*The exercise*: Can you retype every record below exactly as written?

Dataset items
####################
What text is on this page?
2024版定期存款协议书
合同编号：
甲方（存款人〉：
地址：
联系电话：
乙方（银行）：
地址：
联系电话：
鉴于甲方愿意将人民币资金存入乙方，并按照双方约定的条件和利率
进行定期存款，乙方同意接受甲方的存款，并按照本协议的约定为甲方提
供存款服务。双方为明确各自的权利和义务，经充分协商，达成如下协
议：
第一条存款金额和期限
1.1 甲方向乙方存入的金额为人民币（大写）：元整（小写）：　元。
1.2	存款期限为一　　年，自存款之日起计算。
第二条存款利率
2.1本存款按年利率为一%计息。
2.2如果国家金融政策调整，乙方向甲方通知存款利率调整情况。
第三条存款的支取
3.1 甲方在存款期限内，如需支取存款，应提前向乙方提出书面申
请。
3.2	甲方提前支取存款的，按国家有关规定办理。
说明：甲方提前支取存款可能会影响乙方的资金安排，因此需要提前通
####################
*The solution*:
What text is on this page?
2024版定期存款协议书
合同编号：
甲方（存款人〉：
地址：
联系电话：
乙方（银行）：
地址：
联系电话：
鉴于甲方愿意将人民币资金存入乙方，并按照双方约定的条件和利率
进行定期存款，乙方同意接受甲方的存款，并按照本协议的约定为甲方提
供存款服务。双方为明确各自的权利和义务，经充分协商，达成如下协
议：
第一条存款金额和期限
1.1 甲方向乙方存入的金额为人民币（大写）：元整（小写）：　元。
1.2	存款期限为一　　年，自存款之日起计算。
第二条存款利率
2.1本存款按年利率为一%计息。
2.2如果国家金融政策调整，乙方向甲方通知存款利率调整情况。
第三条存款的支取
3.1 甲方在存款期限内，如需支取存款，应提前向乙方提出书面申
请。
3.2	甲方提前支取存款的，按国家有关规定办理。
说明：甲方提前支取存款可能会影响乙方的资金安排，因此需要提前通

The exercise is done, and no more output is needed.